### STATED TASK
Copy every entry exactly.

### INPUT MATERIAL
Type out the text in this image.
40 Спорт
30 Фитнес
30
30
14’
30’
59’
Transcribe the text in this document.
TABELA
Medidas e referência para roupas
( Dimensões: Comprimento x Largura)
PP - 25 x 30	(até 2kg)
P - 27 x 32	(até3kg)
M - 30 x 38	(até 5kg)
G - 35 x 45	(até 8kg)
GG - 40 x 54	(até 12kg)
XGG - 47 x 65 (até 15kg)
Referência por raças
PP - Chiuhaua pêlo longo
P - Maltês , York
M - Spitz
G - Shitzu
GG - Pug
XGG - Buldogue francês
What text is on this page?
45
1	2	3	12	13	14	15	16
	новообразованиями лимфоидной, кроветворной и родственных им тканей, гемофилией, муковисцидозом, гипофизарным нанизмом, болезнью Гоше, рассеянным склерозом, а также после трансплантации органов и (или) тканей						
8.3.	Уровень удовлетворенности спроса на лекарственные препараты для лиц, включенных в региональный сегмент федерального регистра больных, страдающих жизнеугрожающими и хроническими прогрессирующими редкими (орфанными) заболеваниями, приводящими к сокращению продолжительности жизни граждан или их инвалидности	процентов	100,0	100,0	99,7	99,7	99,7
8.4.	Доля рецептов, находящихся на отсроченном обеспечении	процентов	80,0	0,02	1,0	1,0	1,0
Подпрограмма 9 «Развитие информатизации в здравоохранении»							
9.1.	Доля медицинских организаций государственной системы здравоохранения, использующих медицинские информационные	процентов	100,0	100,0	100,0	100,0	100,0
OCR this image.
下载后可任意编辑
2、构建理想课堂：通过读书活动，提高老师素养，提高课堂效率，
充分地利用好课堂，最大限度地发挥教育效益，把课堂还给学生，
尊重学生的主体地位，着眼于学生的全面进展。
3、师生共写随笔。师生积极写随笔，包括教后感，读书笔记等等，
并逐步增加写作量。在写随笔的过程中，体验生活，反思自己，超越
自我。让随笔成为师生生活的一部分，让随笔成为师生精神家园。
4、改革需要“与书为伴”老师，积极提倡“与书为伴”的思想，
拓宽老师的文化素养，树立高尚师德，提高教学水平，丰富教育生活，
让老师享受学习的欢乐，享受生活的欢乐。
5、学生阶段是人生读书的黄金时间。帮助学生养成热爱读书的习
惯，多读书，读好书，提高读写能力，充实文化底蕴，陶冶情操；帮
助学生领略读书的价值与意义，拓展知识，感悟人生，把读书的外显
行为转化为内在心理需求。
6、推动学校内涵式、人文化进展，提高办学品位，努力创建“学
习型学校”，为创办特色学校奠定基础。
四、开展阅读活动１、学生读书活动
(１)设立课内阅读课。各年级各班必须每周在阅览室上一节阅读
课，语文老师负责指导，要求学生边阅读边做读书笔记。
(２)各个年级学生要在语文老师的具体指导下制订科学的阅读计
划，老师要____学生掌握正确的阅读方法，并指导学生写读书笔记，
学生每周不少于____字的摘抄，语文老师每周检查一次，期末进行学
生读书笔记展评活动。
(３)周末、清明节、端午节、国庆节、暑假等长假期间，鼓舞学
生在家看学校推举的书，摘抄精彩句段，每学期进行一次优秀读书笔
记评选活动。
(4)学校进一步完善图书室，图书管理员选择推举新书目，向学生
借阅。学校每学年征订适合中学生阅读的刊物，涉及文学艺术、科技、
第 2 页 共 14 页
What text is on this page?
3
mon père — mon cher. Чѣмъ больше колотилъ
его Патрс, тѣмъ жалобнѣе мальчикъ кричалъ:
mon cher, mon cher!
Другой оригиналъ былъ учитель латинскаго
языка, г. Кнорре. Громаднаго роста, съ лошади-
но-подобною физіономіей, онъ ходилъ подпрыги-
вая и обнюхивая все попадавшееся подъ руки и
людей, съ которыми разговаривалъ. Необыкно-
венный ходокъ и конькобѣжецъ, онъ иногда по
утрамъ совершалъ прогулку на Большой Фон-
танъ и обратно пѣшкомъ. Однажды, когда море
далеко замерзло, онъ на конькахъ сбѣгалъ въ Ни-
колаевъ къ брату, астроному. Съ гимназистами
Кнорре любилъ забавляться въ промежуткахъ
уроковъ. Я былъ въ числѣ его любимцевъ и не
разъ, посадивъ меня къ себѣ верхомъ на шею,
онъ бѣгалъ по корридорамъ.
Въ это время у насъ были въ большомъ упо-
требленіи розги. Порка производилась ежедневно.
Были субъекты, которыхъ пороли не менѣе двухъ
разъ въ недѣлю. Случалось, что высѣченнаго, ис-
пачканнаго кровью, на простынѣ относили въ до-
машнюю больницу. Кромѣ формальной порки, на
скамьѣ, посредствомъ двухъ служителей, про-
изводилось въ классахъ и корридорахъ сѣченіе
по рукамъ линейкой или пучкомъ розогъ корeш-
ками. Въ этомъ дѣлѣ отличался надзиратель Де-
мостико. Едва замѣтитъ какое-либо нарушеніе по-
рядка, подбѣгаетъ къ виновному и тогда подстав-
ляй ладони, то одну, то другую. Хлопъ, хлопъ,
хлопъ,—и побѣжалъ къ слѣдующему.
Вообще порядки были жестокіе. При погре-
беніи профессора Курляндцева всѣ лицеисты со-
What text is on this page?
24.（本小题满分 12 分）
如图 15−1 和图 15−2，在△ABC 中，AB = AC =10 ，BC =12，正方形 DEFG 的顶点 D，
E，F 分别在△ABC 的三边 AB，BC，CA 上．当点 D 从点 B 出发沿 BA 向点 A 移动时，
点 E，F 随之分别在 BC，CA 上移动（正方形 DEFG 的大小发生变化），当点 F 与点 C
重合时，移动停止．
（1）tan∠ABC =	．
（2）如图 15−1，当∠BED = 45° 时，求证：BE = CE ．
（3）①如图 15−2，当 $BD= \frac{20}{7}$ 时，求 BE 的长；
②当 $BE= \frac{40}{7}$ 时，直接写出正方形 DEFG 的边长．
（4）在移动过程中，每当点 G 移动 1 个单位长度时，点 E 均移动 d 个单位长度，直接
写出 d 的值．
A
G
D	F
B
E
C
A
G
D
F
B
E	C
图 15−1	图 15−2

### TASK OUTPUT
Type out the text in this image.
40 Спорт
30 Фитнес
30
30
14’
30’
59’
Transcribe the text in this document.
TABELA
Medidas e referência para roupas
( Dimensões: Comprimento x Largura)
PP - 25 x 30	(até 2kg)
P - 27 x 32	(até3kg)
M - 30 x 38	(até 5kg)
G - 35 x 45	(até 8kg)
GG - 40 x 54	(até 12kg)
XGG - 47 x 65 (até 15kg)
Referência por raças
PP - Chiuhaua pêlo longo
P - Maltês , York
M - Spitz
G - Shitzu
GG - Pug
XGG - Buldogue francês
What text is on this page?
45
1	2	3	12	13	14	15	16
	новообразованиями лимфоидной, кроветворной и родственных им тканей, гемофилией, муковисцидозом, гипофизарным нанизмом, болезнью Гоше, рассеянным склерозом, а также после трансплантации органов и (или) тканей						
8.3.	Уровень удовлетворенности спроса на лекарственные препараты для лиц, включенных в региональный сегмент федерального регистра больных, страдающих жизнеугрожающими и хроническими прогрессирующими редкими (орфанными) заболеваниями, приводящими к сокращению продолжительности жизни граждан или их инвалидности	процентов	100,0	100,0	99,7	99,7	99,7
8.4.	Доля рецептов, находящихся на отсроченном обеспечении	процентов	80,0	0,02	1,0	1,0	1,0
Подпрограмма 9 «Развитие информатизации в здравоохранении»							
9.1.	Доля медицинских организаций государственной системы здравоохранения, использующих медицинские информационные	процентов	100,0	100,0	100,0	100,0	100,0
OCR this image.
下载后可任意编辑
2、构建理想课堂：通过读书活动，提高老师素养，提高课堂效率，
充分地利用好课堂，最大限度地发挥教育效益，把课堂还给学生，
尊重学生的主体地位，着眼于学生的全面进展。
3、师生共写随笔。师生积极写随笔，包括教后感，读书笔记等等，
并逐步增加写作量。在写随笔的过程中，体验生活，反思自己，超越
自我。让随笔成为师生生活的一部分，让随笔成为师生精神家园。
4、改革需要“与书为伴”老师，积极提倡“与书为伴”的思想，
拓宽老师的文化素养，树立高尚师德，提高教学水平，丰富教育生活，
让老师享受学习的欢乐，享受生活的欢乐。
5、学生阶段是人生读书的黄金时间。帮助学生养成热爱读书的习
惯，多读书，读好书，提高读写能力，充实文化底蕴，陶冶情操；帮
助学生领略读书的价值与意义，拓展知识，感悟人生，把读书的外显
行为转化为内在心理需求。
6、推动学校内涵式、人文化进展，提高办学品位，努力创建“学
习型学校”，为创办特色学校奠定基础。
四、开展阅读活动１、学生读书活动
(１)设立课内阅读课。各年级各班必须每周在阅览室上一节阅读
课，语文老师负责指导，要求学生边阅读边做读书笔记。
(２)各个年级学生要在语文老师的具体指导下制订科学的阅读计
划，老师要____学生掌握正确的阅读方法，并指导学生写读书笔记，
学生每周不少于____字的摘抄，语文老师每周检查一次，期末进行学
生读书笔记展评活动。
(３)周末、清明节、端午节、国庆节、暑假等长假期间，鼓舞学
生在家看学校推举的书，摘抄精彩句段，每学期进行一次优秀读书笔
记评选活动。
(4)学校进一步完善图书室，图书管理员选择推举新书目，向学生
借阅。学校每学年征订适合中学生阅读的刊物，涉及文学艺术、科技、
第 2 页 共 14 页
What text is on this page?
3
mon père — mon cher. Чѣмъ больше колотилъ
его Патрс, тѣмъ жалобнѣе мальчикъ кричалъ:
mon cher, mon cher!
Другой оригиналъ былъ учитель латинскаго
языка, г. Кнорре. Громаднаго роста, съ лошади-
но-подобною физіономіей, онъ ходилъ подпрыги-
вая и обнюхивая все попадавшееся подъ руки и
людей, съ которыми разговаривалъ. Необыкно-
венный ходокъ и конькобѣжецъ, онъ иногда по
утрамъ совершалъ прогулку на Большой Фон-
танъ и обратно пѣшкомъ. Однажды, когда море
далеко замерзло, онъ на конькахъ сбѣгалъ въ Ни-
колаевъ къ брату, астроному. Съ гимназистами
Кнорре любилъ забавляться въ промежуткахъ
уроковъ. Я былъ въ числѣ его любимцевъ и не
разъ, посадивъ меня къ себѣ верхомъ на шею,
онъ бѣгалъ по корридорамъ.
Въ это время у насъ были въ большомъ упо-
требленіи розги. Порка производилась ежедневно.
Были субъекты, которыхъ пороли не менѣе двухъ
разъ въ недѣлю. Случалось, что высѣченнаго, ис-
пачканнаго кровью, на простынѣ относили въ до-
машнюю больницу. Кромѣ формальной порки, на
скамьѣ, посредствомъ двухъ служителей, про-
изводилось въ классахъ и корридорахъ сѣченіе
по рукамъ линейкой или пучкомъ розогъ корeш-
ками. Въ этомъ дѣлѣ отличался надзиратель Де-
мостико. Едва замѣтитъ какое-либо нарушеніе по-
рядка, подбѣгаетъ къ виновному и тогда подстав-
ляй ладони, то одну, то другую. Хлопъ, хлопъ,
хлопъ,—и побѣжалъ къ слѣдующему.
Вообще порядки были жестокіе. При погре-
беніи профессора Курляндцева всѣ лицеисты со-
What text is on this page?
24.（本小题满分 12 分）
如图 15−1 和图 15−2，在△ABC 中，AB = AC =10 ，BC =12，正方形 DEFG 的顶点 D，
E，F 分别在△ABC 的三边 AB，BC，CA 上．当点 D 从点 B 出发沿 BA 向点 A 移动时，
点 E，F 随之分别在 BC，CA 上移动（正方形 DEFG 的大小发生变化），当点 F 与点 C
重合时，移动停止．
（1）tan∠ABC =	．
（2）如图 15−1，当∠BED = 45° 时，求证：BE = CE ．
（3）①如图 15−2，当 $BD= \frac{20}{7}$ 时，求 BE 的长；
②当 $BE= \frac{40}{7}$ 时，直接写出正方形 DEFG 的边长．
（4）在移动过程中，每当点 G 移动 1 个单位长度时，点 E 均移动 d 个单位长度，直接
写出 d 的值．
A
G
D	F
B
E
C
A
G
D
F
B
E	C
图 15−1	图 15−2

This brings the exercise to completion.